- [Requirement]: Report all lines of the data below that hold the word "image".

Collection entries
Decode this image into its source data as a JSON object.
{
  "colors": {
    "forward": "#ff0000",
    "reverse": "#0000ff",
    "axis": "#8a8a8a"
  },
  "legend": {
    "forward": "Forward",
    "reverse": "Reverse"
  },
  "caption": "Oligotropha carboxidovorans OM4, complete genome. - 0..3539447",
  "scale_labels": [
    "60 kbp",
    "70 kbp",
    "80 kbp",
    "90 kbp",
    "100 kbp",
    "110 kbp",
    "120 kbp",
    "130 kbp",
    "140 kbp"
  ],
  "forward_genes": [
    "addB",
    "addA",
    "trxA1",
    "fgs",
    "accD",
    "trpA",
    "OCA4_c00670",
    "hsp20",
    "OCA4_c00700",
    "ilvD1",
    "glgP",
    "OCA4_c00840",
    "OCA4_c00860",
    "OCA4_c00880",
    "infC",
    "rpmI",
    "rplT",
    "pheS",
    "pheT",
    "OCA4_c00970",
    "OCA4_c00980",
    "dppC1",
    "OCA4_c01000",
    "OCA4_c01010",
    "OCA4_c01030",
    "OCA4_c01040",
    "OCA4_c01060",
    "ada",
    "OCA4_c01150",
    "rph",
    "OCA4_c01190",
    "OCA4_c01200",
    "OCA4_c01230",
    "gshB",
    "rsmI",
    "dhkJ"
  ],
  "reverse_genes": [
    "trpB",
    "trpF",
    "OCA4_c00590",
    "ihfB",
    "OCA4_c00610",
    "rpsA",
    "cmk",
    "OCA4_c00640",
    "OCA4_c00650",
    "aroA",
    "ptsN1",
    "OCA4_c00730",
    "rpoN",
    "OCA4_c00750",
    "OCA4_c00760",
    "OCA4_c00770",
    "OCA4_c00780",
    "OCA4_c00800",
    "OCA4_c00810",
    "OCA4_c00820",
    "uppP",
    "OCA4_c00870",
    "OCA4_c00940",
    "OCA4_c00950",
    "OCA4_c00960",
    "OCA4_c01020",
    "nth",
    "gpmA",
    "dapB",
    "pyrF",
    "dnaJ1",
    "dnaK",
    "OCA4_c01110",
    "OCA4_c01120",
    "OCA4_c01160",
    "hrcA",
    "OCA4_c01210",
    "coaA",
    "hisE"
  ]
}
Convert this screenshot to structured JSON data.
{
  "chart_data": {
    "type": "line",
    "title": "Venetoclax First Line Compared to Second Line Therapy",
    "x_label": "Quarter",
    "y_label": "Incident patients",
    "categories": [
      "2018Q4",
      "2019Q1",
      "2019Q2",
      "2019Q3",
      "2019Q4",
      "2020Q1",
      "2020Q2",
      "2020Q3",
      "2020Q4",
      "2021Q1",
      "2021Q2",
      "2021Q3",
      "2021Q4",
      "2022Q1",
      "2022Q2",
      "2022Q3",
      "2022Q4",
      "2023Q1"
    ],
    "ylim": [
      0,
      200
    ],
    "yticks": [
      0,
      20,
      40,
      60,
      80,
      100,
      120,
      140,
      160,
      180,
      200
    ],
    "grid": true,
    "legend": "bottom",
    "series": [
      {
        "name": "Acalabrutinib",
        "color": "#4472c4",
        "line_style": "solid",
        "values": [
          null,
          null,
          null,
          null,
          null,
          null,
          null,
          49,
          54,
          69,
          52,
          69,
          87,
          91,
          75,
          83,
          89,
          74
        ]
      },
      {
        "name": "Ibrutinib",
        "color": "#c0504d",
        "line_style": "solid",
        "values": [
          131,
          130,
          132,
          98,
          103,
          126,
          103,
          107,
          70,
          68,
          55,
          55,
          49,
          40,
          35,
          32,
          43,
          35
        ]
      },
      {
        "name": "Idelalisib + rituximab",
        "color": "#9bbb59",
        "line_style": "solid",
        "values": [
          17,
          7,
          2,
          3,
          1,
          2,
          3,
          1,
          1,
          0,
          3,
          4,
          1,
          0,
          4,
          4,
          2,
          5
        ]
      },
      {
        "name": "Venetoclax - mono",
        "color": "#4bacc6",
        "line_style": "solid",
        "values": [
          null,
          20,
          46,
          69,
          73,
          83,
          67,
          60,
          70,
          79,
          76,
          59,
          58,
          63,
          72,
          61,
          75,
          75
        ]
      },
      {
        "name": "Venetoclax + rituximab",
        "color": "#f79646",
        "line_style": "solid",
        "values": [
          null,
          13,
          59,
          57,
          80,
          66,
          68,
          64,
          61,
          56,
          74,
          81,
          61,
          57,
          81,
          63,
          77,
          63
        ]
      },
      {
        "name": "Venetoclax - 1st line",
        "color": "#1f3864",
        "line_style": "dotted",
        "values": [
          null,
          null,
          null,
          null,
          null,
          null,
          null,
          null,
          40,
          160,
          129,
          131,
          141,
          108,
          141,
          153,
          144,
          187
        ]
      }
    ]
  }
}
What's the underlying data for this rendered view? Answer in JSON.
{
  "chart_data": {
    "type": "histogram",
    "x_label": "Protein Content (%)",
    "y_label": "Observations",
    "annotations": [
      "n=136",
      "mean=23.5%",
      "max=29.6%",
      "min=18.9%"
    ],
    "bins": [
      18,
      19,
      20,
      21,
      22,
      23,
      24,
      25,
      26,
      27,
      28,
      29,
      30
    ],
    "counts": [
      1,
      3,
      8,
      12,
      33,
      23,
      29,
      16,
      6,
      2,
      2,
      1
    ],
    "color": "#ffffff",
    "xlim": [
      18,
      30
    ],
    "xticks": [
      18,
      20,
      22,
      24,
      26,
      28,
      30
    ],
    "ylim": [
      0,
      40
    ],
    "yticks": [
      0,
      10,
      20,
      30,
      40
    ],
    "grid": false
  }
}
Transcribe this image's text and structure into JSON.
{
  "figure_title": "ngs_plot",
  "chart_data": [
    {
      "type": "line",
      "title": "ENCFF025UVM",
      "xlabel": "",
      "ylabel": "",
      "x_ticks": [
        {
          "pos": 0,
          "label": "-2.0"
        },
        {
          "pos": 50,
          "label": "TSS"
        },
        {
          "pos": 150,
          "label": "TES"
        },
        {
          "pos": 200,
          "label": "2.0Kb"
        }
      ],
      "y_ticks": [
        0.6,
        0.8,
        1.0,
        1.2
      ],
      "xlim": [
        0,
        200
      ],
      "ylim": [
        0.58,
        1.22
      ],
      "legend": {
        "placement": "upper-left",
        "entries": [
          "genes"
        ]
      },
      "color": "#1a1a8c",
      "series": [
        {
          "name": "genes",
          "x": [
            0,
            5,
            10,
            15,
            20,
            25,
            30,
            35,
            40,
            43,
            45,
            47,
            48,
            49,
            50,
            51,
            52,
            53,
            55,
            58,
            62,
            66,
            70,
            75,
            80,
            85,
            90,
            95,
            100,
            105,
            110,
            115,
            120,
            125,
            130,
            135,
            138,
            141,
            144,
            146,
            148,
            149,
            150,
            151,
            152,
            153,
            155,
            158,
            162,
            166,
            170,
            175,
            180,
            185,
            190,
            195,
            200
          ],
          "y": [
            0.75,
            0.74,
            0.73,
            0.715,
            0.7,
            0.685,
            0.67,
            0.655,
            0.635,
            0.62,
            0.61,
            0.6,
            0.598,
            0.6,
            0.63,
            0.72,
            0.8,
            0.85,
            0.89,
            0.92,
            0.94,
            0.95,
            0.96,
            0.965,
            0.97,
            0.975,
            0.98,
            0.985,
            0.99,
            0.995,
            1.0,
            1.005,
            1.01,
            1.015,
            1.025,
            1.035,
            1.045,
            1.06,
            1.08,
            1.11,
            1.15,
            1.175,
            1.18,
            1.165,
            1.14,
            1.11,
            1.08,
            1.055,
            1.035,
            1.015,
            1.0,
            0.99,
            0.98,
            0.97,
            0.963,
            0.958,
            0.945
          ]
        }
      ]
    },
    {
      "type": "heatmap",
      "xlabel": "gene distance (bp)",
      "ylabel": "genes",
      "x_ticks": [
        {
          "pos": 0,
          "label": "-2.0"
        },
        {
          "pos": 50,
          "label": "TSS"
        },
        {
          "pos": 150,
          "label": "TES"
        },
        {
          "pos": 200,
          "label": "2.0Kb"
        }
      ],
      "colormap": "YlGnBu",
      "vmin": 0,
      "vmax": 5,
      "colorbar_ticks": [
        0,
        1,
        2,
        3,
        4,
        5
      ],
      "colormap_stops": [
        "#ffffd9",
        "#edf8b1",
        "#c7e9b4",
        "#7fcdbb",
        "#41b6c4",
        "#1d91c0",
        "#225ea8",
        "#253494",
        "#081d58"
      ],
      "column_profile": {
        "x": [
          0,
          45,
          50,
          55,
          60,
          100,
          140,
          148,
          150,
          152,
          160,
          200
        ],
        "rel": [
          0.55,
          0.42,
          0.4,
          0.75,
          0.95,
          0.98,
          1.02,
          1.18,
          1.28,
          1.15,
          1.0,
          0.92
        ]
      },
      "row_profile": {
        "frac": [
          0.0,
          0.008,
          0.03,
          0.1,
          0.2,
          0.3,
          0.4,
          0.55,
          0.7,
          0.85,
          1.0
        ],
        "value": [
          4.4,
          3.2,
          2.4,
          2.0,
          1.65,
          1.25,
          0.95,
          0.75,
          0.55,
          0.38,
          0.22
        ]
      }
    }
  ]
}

- [Response to this exercise]:
Decode this image into its source data as a JSON object.
Transcribe this image's text and structure into JSON.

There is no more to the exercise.